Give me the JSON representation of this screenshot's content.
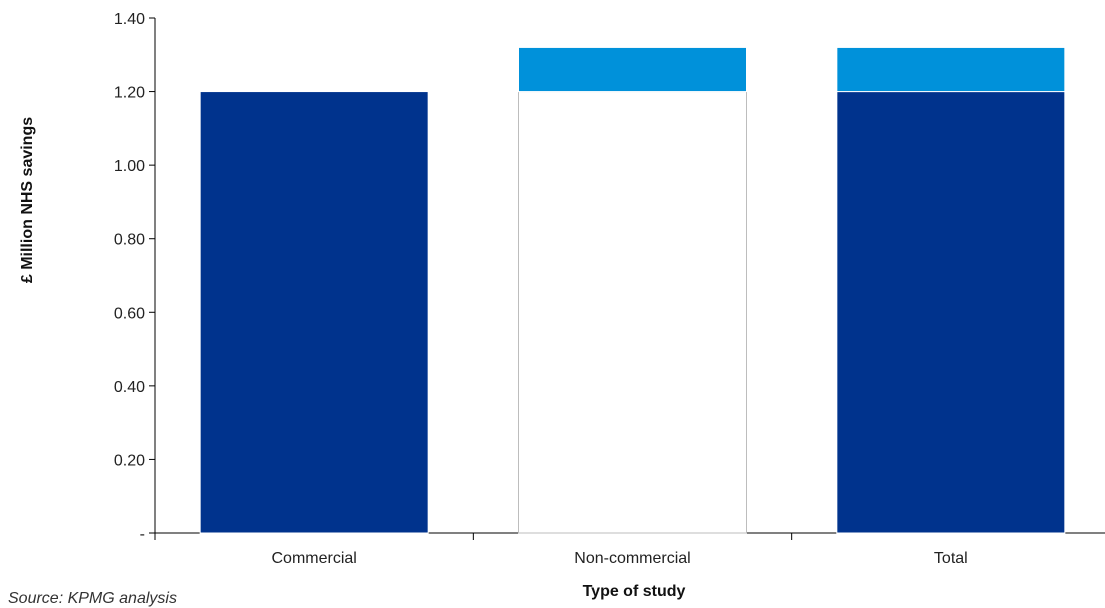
{
  "chart_data": {
    "type": "bar",
    "stacked": true,
    "categories": [
      "Commercial",
      "Non-commercial",
      "Total"
    ],
    "series": [
      {
        "values": [
          1.2,
          1.2,
          1.2
        ],
        "color": "#00338D",
        "hidden": [
          false,
          true,
          false
        ]
      },
      {
        "values": [
          0.0,
          0.12,
          0.12
        ],
        "color": "#0091DA"
      }
    ],
    "y_ticks": [
      {
        "value": 0.0,
        "label": "-"
      },
      {
        "value": 0.2,
        "label": "0.20"
      },
      {
        "value": 0.4,
        "label": "0.40"
      },
      {
        "value": 0.6,
        "label": "0.60"
      },
      {
        "value": 0.8,
        "label": "0.80"
      },
      {
        "value": 1.0,
        "label": "1.00"
      },
      {
        "value": 1.2,
        "label": "1.20"
      },
      {
        "value": 1.4,
        "label": "1.40"
      }
    ],
    "ylim": [
      0,
      1.4
    ],
    "xlabel": "Type of study",
    "ylabel": "£ Million  NHS savings",
    "grid": false,
    "source": "Source: KPMG analysis"
  }
}
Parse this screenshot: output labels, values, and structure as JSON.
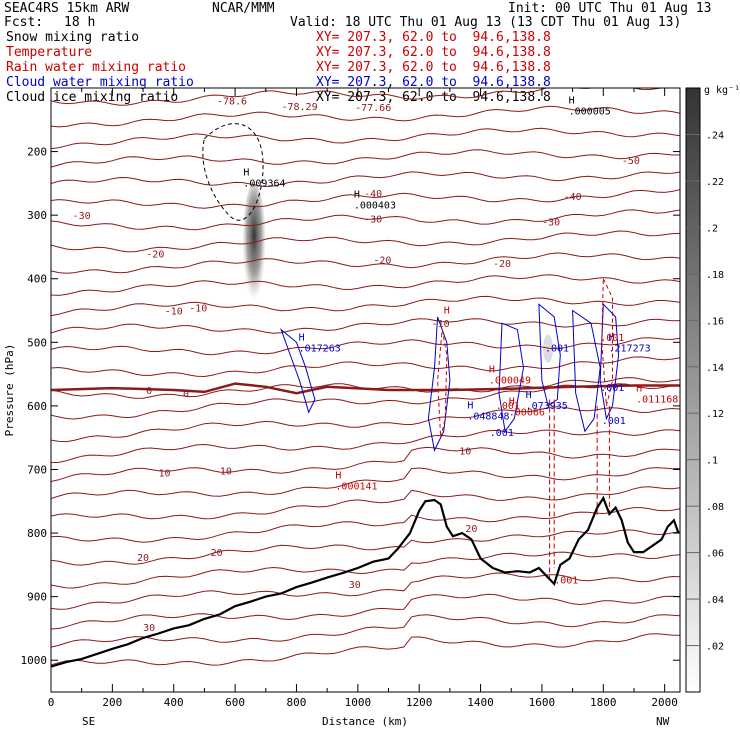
{
  "header": {
    "model": "SEAC4RS 15km ARW",
    "center": "NCAR/MMM",
    "init": "Init: 00 UTC Thu 01 Aug 13",
    "fcst_label": "Fcst:",
    "fcst_value": "18 h",
    "valid": "Valid: 18 UTC Thu 01 Aug 13 (13 CDT Thu 01 Aug 13)"
  },
  "fields": [
    {
      "name": "Snow mixing ratio",
      "xy": "XY= 207.3, 62.0 to  94.6,138.8",
      "color": "#000000"
    },
    {
      "name": "Temperature",
      "xy": "XY= 207.3, 62.0 to  94.6,138.8",
      "color": "#cc0000"
    },
    {
      "name": "Rain water mixing ratio",
      "xy": "XY= 207.3, 62.0 to  94.6,138.8",
      "color": "#cc0000"
    },
    {
      "name": "Cloud water mixing ratio",
      "xy": "XY= 207.3, 62.0 to  94.6,138.8",
      "color": "#0000cc"
    },
    {
      "name": "Cloud ice mixing ratio",
      "xy": "XY= 207.3, 62.0 to  94.6,138.8",
      "color": "#000000"
    }
  ],
  "chart_data": {
    "type": "cross-section",
    "xlabel": "Distance (km)",
    "ylabel": "Pressure (hPa)",
    "xlim": [
      0,
      2050
    ],
    "ylim": [
      1050,
      100
    ],
    "xticks": [
      0,
      100,
      200,
      300,
      400,
      500,
      600,
      700,
      800,
      900,
      1000,
      1100,
      1200,
      1300,
      1400,
      1500,
      1600,
      1700,
      1800,
      1900,
      2000
    ],
    "xtick_labels": [
      "0",
      "200",
      "400",
      "600",
      "800",
      "1000",
      "1200",
      "1400",
      "1600",
      "1800",
      "2000"
    ],
    "yticks": [
      200,
      300,
      400,
      500,
      600,
      700,
      800,
      900,
      1000
    ],
    "left_end": "SE",
    "right_end": "NW",
    "colorbar": {
      "unit": "g kg⁻¹",
      "ticks": [
        ".02",
        ".04",
        ".06",
        ".08",
        ".1",
        ".12",
        ".14",
        ".16",
        ".18",
        ".2",
        ".22",
        ".24"
      ],
      "range": [
        0,
        0.26
      ]
    },
    "temperature_labels": [
      {
        "x": 590,
        "p": 120,
        "text": "-78.6"
      },
      {
        "x": 810,
        "p": 128,
        "text": "-78.29"
      },
      {
        "x": 1050,
        "p": 130,
        "text": "-77.66"
      },
      {
        "x": 1890,
        "p": 213,
        "text": "-50"
      },
      {
        "x": 1050,
        "p": 265,
        "text": "-40"
      },
      {
        "x": 1700,
        "p": 270,
        "text": "-40"
      },
      {
        "x": 100,
        "p": 300,
        "text": "-30"
      },
      {
        "x": 1050,
        "p": 305,
        "text": "-30"
      },
      {
        "x": 1630,
        "p": 310,
        "text": "-30"
      },
      {
        "x": 340,
        "p": 360,
        "text": "-20"
      },
      {
        "x": 1080,
        "p": 370,
        "text": "-20"
      },
      {
        "x": 1470,
        "p": 375,
        "text": "-20"
      },
      {
        "x": 400,
        "p": 450,
        "text": "-10"
      },
      {
        "x": 480,
        "p": 445,
        "text": "-10"
      },
      {
        "x": 1270,
        "p": 470,
        "text": "-10"
      },
      {
        "x": 320,
        "p": 575,
        "text": "0"
      },
      {
        "x": 440,
        "p": 580,
        "text": "0"
      },
      {
        "x": 370,
        "p": 705,
        "text": "10"
      },
      {
        "x": 570,
        "p": 702,
        "text": "10"
      },
      {
        "x": 1350,
        "p": 670,
        "text": "10"
      },
      {
        "x": 1370,
        "p": 792,
        "text": "20"
      },
      {
        "x": 300,
        "p": 838,
        "text": "20"
      },
      {
        "x": 540,
        "p": 830,
        "text": "20"
      },
      {
        "x": 990,
        "p": 880,
        "text": "30"
      },
      {
        "x": 320,
        "p": 948,
        "text": "30"
      }
    ],
    "extrema_labels": [
      {
        "x": 640,
        "p": 250,
        "text": ".009364",
        "color": "#000000"
      },
      {
        "x": 1000,
        "p": 285,
        "text": ".000403",
        "color": "#000000"
      },
      {
        "x": 1700,
        "p": 137,
        "text": ".000005",
        "color": "#000000"
      },
      {
        "x": 820,
        "p": 510,
        "text": ".017263",
        "color": "#0000cc"
      },
      {
        "x": 1440,
        "p": 560,
        "text": ".000049",
        "color": "#cc0000"
      },
      {
        "x": 1505,
        "p": 610,
        "text": ".00066",
        "color": "#cc0000"
      },
      {
        "x": 1370,
        "p": 617,
        "text": ".048848",
        "color": "#0000cc"
      },
      {
        "x": 1560,
        "p": 600,
        "text": ".073935",
        "color": "#0000cc"
      },
      {
        "x": 1830,
        "p": 510,
        "text": ".217273",
        "color": "#0000cc"
      },
      {
        "x": 1920,
        "p": 590,
        "text": ".011168",
        "color": "#cc0000"
      },
      {
        "x": 940,
        "p": 727,
        "text": ".000141",
        "color": "#cc0000"
      }
    ],
    "small_labels": [
      {
        "x": 1280,
        "p": 450,
        "text": "H",
        "color": "#cc0000"
      },
      {
        "x": 1430,
        "p": 643,
        "text": ".001",
        "color": "#0000cc"
      },
      {
        "x": 1450,
        "p": 600,
        "text": ".001",
        "color": "#cc0000"
      },
      {
        "x": 1610,
        "p": 510,
        "text": ".001",
        "color": "#0000cc"
      },
      {
        "x": 1790,
        "p": 572,
        "text": ".001",
        "color": "#0000cc"
      },
      {
        "x": 1795,
        "p": 624,
        "text": ".001",
        "color": "#0000cc"
      },
      {
        "x": 1790,
        "p": 493,
        "text": ".001",
        "color": "#cc0000"
      },
      {
        "x": 1640,
        "p": 875,
        "text": ".001",
        "color": "#cc0000"
      }
    ],
    "terrain": {
      "x": [
        0,
        50,
        100,
        150,
        200,
        250,
        300,
        350,
        400,
        450,
        500,
        550,
        600,
        650,
        700,
        750,
        800,
        850,
        900,
        950,
        1000,
        1050,
        1100,
        1130,
        1170,
        1200,
        1220,
        1250,
        1270,
        1290,
        1310,
        1340,
        1370,
        1400,
        1440,
        1480,
        1520,
        1560,
        1590,
        1620,
        1640,
        1660,
        1690,
        1720,
        1750,
        1780,
        1800,
        1820,
        1840,
        1860,
        1880,
        1900,
        1930,
        1960,
        1990,
        2010,
        2030,
        2045
      ],
      "p": [
        1010,
        1003,
        998,
        990,
        982,
        975,
        965,
        958,
        950,
        945,
        935,
        928,
        915,
        908,
        900,
        895,
        885,
        878,
        870,
        863,
        855,
        845,
        840,
        825,
        800,
        765,
        750,
        748,
        755,
        790,
        805,
        800,
        810,
        840,
        855,
        862,
        860,
        862,
        855,
        870,
        880,
        850,
        840,
        810,
        795,
        760,
        745,
        770,
        760,
        780,
        815,
        830,
        830,
        820,
        810,
        790,
        780,
        800
      ]
    },
    "cloud_ice_core": {
      "x": 662,
      "p_top": 250,
      "p_bottom": 455,
      "max": 0.24
    },
    "rain_shafts": [
      {
        "x": 1625,
        "p_top": 590,
        "p_bottom": 870
      },
      {
        "x": 1640,
        "p_top": 590,
        "p_bottom": 855
      },
      {
        "x": 1780,
        "p_top": 600,
        "p_bottom": 775
      },
      {
        "x": 1820,
        "p_top": 600,
        "p_bottom": 770
      }
    ]
  }
}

^^^^^^^^^^^^^^^^

Search the listing for the string "name". Copy each line where it turns up.

      "name": "Snow mixing ratio",
      "name": "Temperature",
      "name": "Rain water mixing ratio",
      "name": "Cloud water mixing ratio",
      "name": "Cloud ice mixing ratio",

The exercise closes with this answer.